Only the lines from the one with "Transcribe the text in this document." through the final line should be given again, exactly as they appear, minus the pictures.

--- start ---

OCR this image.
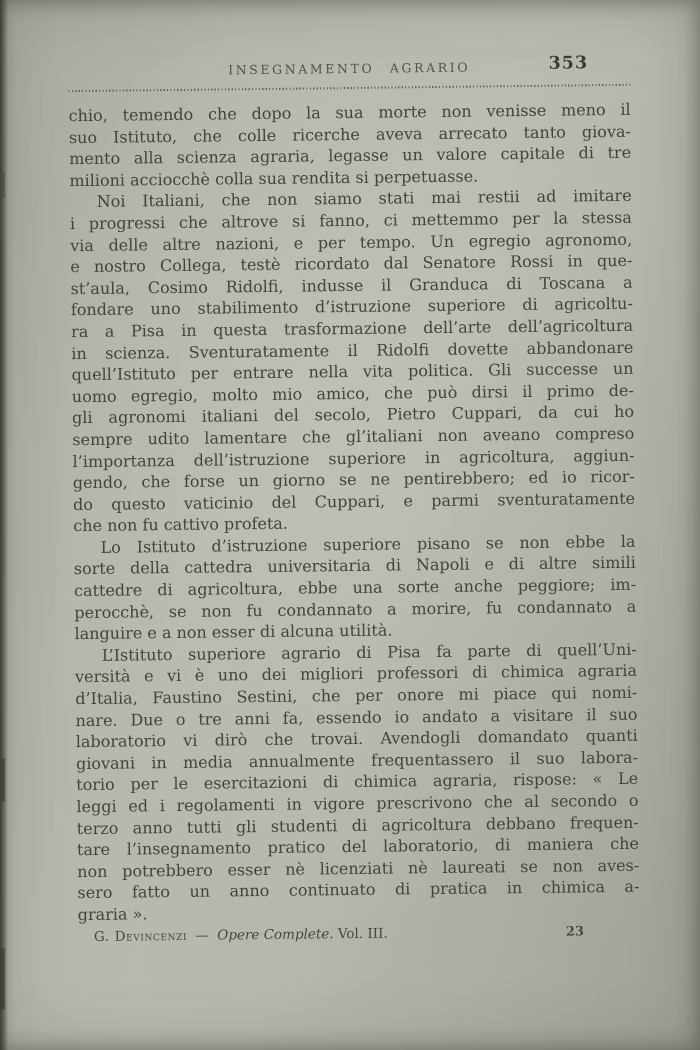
INSEGNAMENTO AGRARIO	353
chio, temendo che dopo la sua morte non venisse meno il
suo Istituto, che colle ricerche aveva arrecato tanto giova-
mento alla scienza agraria, legasse un valore capitale di tre
milioni acciocchè colla sua rendita si perpetuasse.
Noi Italiani, che non siamo stati mai restii ad imitare
i progressi che altrove si fanno, ci mettemmo per la stessa
via delle altre nazioni, e per tempo. Un egregio agronomo,
e nostro Collega, testè ricordato dal Senatore Rossi in que-
st’aula, Cosimo Ridolfi, indusse il Granduca di Toscana a
fondare uno stabilimento d’istruzione superiore di agricoltu-
ra a Pisa in questa trasformazione dell’arte dell’agricoltura
in scienza. Sventuratamente il Ridolfi dovette abbandonare
quell’Istituto per entrare nella vita politica. Gli successe un
uomo egregio, molto mio amico, che può dirsi il primo de-
gli agronomi italiani del secolo, Pietro Cuppari, da cui ho
sempre udito lamentare che gl’italiani non aveano compreso
l’importanza dell’istruzione superiore in agricoltura, aggiun-
gendo, che forse un giorno se ne pentirebbero; ed io ricor-
do questo vaticinio del Cuppari, e parmi sventuratamente
che non fu cattivo profeta.
Lo Istituto d’istruzione superiore pisano se non ebbe la
sorte della cattedra universitaria di Napoli e di altre simili
cattedre di agricoltura, ebbe una sorte anche peggiore; im-
perocchè, se non fu condannato a morire, fu condannato a
languire e a non esser di alcuna utilità.
L’Istituto superiore agrario di Pisa fa parte di quell’Uni-
versità e vi è uno dei migliori professori di chimica agraria
d’Italia, Faustino Sestini, che per onore mi piace qui nomi-
nare. Due o tre anni fa, essendo io andato a visitare il suo
laboratorio vi dirò che trovai. Avendogli domandato quanti
giovani in media annualmente frequentassero il suo labora-
torio per le esercitazioni di chimica agraria, rispose: « Le
leggi ed i regolamenti in vigore prescrivono che al secondo o
terzo anno tutti gli studenti di agricoltura debbano frequen-
tare l’insegnamento pratico del laboratorio, di maniera che
non potrebbero esser nè licenziati nè laureati se non aves-
sero fatto un anno continuato di pratica in chimica a-
graria ».
G. Devincenzi — Opere Complete. Vol. III.	23
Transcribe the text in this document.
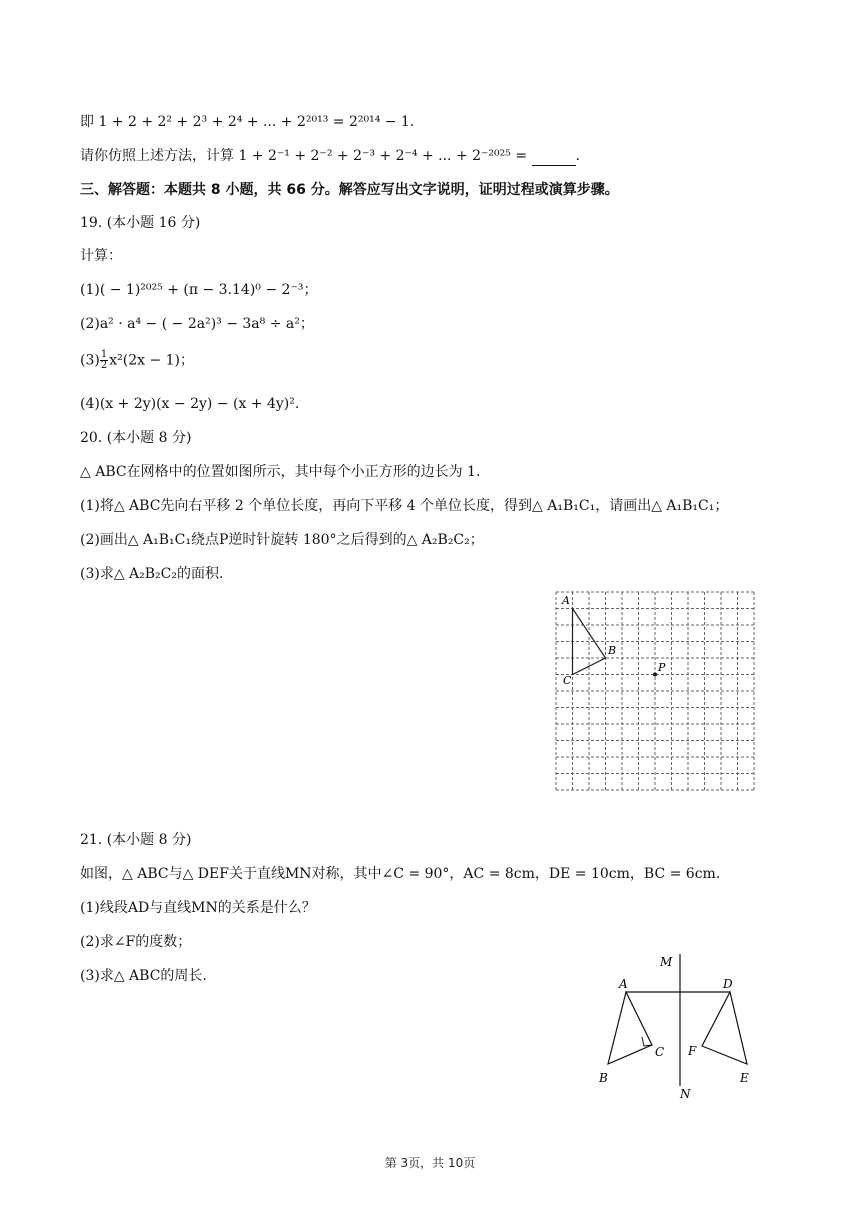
即 1 + 2 + 2² + 2³ + 2⁴ + ... + 2²⁰¹³ = 2²⁰¹⁴ − 1.
请你仿照上述方法，计算 1 + 2⁻¹ + 2⁻² + 2⁻³ + 2⁻⁴ + ... + 2⁻²⁰²⁵ =	.
三、解答题：本题共 8 小题，共 66 分。解答应写出文字说明，证明过程或演算步骤。
19. (本小题 16 分)
计算：
(1)( − 1)²⁰²⁵ + (π − 3.14)⁰ − 2⁻³；
(2)a² · a⁴ − ( − 2a²)³ − 3a⁸ ÷ a²；
$(3) \frac{1}{2} x^2(2x - 1)$；
(4)(x + 2y)(x − 2y) − (x + 4y)².
20. (本小题 8 分)
△ ABC在网格中的位置如图所示，其中每个小正方形的边长为 1.
(1)将△ ABC先向右平移 2 个单位长度，再向下平移 4 个单位长度，得到△ A₁B₁C₁，请画出△ A₁B₁C₁；
(2)画出△ A₁B₁C₁绕点P逆时针旋转 180°之后得到的△ A₂B₂C₂；
(3)求△ A₂B₂C₂的面积.
A
B
C
P
21. (本小题 8 分)
如图，△ ABC与△ DEF关于直线MN对称，其中∠C = 90°，AC = 8cm，DE = 10cm，BC = 6cm.
(1)线段AD与直线MN的关系是什么？
(2)求∠F的度数；
(3)求△ ABC的周长.
M
N
A
B
C
D
E
F
第 3页，共 10页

--- end ---

● **SOLUTION TO THIS TASK**
Transcribe the text in this document.
即 1 + 2 + 2² + 2³ + 2⁴ + ... + 2²⁰¹³ = 2²⁰¹⁴ − 1.
请你仿照上述方法，计算 1 + 2⁻¹ + 2⁻² + 2⁻³ + 2⁻⁴ + ... + 2⁻²⁰²⁵ =	.
三、解答题：本题共 8 小题，共 66 分。解答应写出文字说明，证明过程或演算步骤。
19. (本小题 16 分)
计算：
(1)( − 1)²⁰²⁵ + (π − 3.14)⁰ − 2⁻³；
(2)a² · a⁴ − ( − 2a²)³ − 3a⁸ ÷ a²；
$(3) \frac{1}{2} x^2(2x - 1)$；
(4)(x + 2y)(x − 2y) − (x + 4y)².
20. (本小题 8 分)
△ ABC在网格中的位置如图所示，其中每个小正方形的边长为 1.
(1)将△ ABC先向右平移 2 个单位长度，再向下平移 4 个单位长度，得到△ A₁B₁C₁，请画出△ A₁B₁C₁；
(2)画出△ A₁B₁C₁绕点P逆时针旋转 180°之后得到的△ A₂B₂C₂；
(3)求△ A₂B₂C₂的面积.
A
B
C
P
21. (本小题 8 分)
如图，△ ABC与△ DEF关于直线MN对称，其中∠C = 90°，AC = 8cm，DE = 10cm，BC = 6cm.
(1)线段AD与直线MN的关系是什么？
(2)求∠F的度数；
(3)求△ ABC的周长.
M
N
A
B
C
D
E
F
第 3页，共 10页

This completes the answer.